▶ [Work to be completed]:
In the data below, find every line with the string "исследований" and pull it out.

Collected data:
* BEGIN *

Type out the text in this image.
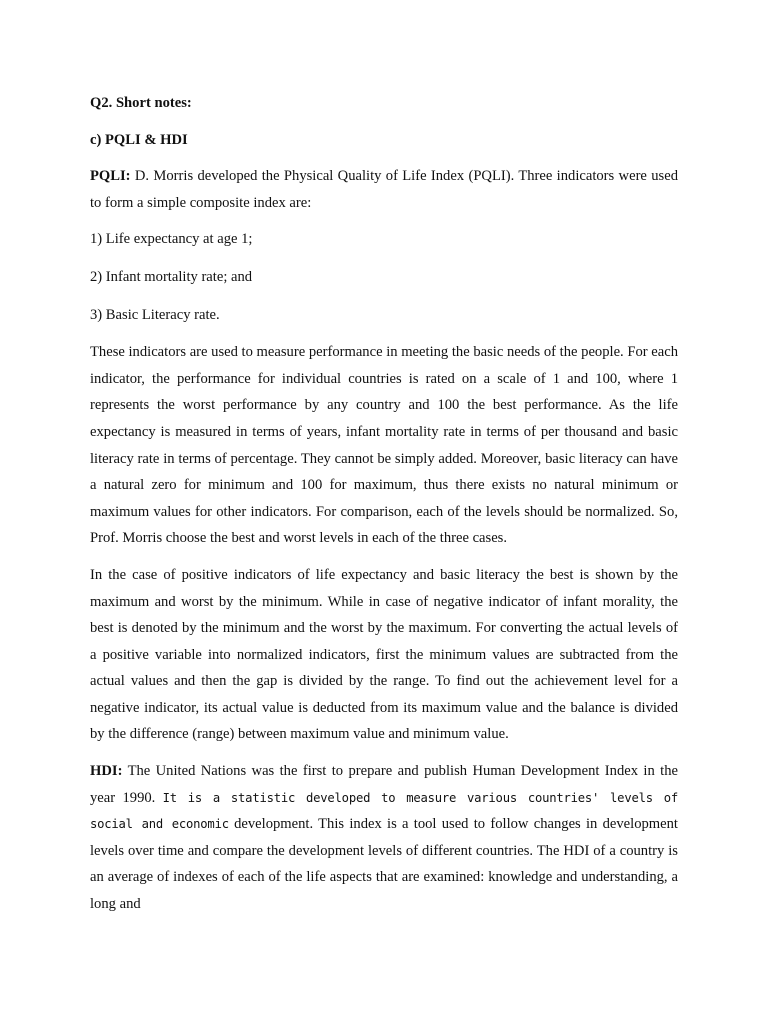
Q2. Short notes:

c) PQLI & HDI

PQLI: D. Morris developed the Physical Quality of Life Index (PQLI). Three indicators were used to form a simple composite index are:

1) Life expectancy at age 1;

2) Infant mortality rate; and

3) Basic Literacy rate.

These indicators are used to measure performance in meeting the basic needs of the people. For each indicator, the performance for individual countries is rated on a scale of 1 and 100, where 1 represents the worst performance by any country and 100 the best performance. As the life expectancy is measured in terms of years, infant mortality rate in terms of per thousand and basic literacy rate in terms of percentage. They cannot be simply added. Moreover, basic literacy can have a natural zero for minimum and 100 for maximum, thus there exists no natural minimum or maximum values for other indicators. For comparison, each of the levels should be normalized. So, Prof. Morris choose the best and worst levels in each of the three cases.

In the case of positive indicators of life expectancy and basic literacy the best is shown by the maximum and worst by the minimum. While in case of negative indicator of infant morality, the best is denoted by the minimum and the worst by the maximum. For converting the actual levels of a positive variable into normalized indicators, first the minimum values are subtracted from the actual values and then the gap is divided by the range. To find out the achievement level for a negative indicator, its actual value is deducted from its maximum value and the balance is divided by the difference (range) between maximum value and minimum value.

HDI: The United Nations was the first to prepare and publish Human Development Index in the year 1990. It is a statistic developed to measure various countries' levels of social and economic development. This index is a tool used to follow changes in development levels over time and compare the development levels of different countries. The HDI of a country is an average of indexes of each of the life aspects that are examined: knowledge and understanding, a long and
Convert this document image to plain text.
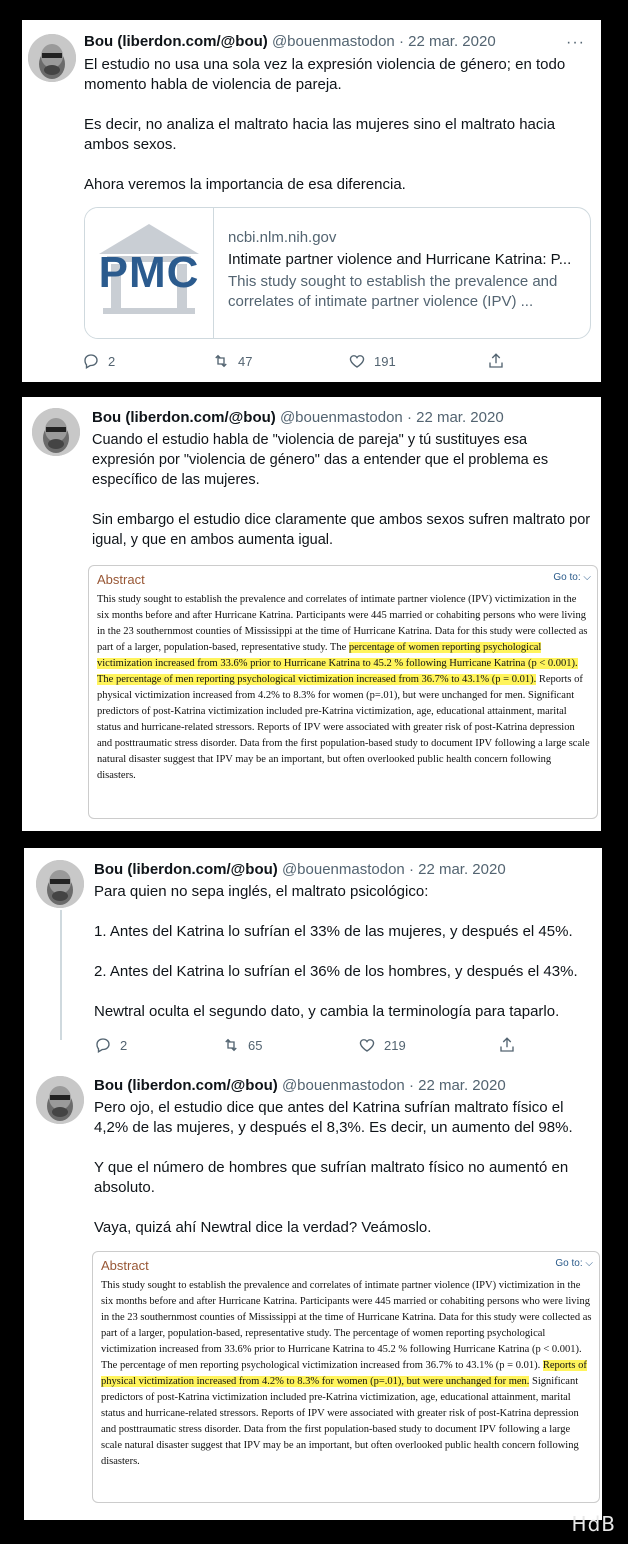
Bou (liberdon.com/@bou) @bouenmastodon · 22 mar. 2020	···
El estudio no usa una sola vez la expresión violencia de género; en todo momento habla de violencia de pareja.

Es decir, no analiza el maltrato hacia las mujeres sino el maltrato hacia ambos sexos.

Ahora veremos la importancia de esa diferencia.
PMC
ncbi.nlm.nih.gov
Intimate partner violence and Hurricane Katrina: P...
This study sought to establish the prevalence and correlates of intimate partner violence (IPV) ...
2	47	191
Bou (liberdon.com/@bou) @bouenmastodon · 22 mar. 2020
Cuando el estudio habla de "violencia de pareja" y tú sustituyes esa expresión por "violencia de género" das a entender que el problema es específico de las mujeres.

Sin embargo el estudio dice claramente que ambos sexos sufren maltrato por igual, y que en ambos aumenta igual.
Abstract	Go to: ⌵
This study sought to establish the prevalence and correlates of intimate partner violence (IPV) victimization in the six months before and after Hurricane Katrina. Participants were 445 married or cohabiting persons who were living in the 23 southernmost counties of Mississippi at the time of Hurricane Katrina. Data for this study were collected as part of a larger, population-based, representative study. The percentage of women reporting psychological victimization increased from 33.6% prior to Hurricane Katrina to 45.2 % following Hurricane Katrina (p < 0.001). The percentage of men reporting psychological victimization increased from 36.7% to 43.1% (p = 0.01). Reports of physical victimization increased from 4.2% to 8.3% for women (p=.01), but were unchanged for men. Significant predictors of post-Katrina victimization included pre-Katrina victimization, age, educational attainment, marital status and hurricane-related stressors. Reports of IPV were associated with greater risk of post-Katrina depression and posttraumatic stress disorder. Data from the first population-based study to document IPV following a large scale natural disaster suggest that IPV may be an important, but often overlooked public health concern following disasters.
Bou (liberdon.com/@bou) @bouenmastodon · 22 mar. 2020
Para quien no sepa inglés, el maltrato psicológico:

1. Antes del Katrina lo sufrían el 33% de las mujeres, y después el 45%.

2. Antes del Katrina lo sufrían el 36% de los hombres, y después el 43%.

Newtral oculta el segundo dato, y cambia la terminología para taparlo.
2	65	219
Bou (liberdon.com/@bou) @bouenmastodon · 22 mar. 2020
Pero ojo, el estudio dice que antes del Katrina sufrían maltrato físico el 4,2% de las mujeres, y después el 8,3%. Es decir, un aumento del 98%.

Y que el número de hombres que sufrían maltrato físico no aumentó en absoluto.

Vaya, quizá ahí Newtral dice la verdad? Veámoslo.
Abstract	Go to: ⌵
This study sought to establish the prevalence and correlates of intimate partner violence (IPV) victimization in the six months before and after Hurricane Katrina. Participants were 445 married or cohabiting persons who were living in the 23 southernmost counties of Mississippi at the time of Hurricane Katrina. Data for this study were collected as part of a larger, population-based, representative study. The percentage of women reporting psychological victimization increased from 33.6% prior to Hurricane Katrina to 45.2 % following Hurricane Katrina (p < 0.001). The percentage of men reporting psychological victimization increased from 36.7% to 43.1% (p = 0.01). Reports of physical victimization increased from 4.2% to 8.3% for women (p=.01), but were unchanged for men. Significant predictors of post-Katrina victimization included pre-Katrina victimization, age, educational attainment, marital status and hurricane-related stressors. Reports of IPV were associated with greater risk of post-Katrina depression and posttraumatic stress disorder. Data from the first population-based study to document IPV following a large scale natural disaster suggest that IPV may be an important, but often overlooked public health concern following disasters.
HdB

* END *
* BEGIN *

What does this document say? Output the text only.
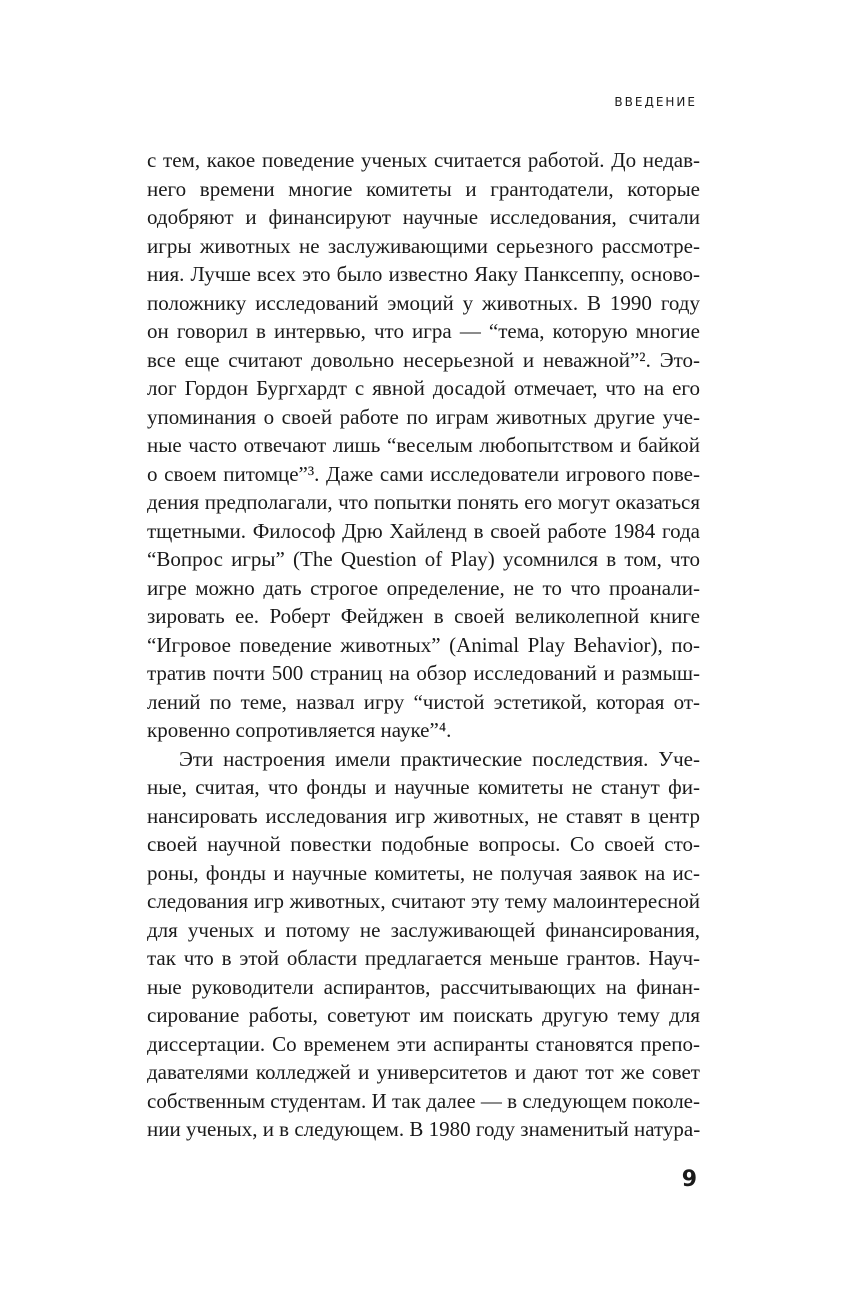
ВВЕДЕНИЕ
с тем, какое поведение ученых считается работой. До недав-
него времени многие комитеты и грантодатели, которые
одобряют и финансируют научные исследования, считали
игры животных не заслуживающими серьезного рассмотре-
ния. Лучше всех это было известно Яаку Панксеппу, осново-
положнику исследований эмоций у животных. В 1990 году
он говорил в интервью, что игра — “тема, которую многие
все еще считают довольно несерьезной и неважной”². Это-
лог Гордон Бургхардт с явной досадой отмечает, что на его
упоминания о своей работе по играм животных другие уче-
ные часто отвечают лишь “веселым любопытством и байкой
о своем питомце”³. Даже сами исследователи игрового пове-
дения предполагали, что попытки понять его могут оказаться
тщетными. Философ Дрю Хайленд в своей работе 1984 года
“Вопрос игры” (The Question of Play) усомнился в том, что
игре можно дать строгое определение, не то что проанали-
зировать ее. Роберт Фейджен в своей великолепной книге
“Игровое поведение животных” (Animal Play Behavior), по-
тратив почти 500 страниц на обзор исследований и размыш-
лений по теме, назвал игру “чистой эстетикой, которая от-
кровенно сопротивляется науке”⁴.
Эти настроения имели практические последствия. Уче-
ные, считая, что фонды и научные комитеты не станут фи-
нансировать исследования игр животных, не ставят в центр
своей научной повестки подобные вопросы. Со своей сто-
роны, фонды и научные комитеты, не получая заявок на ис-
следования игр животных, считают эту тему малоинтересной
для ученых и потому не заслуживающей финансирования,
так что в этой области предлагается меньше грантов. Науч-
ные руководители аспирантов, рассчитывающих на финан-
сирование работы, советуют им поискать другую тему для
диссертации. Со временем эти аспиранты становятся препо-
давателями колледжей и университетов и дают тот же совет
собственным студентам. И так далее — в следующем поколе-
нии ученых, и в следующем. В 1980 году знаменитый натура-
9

* END *

▶ [Result for this exercise]:
положнику исследований эмоций у животных. В 1990 году
тратив почти 500 страниц на обзор исследований и размыш-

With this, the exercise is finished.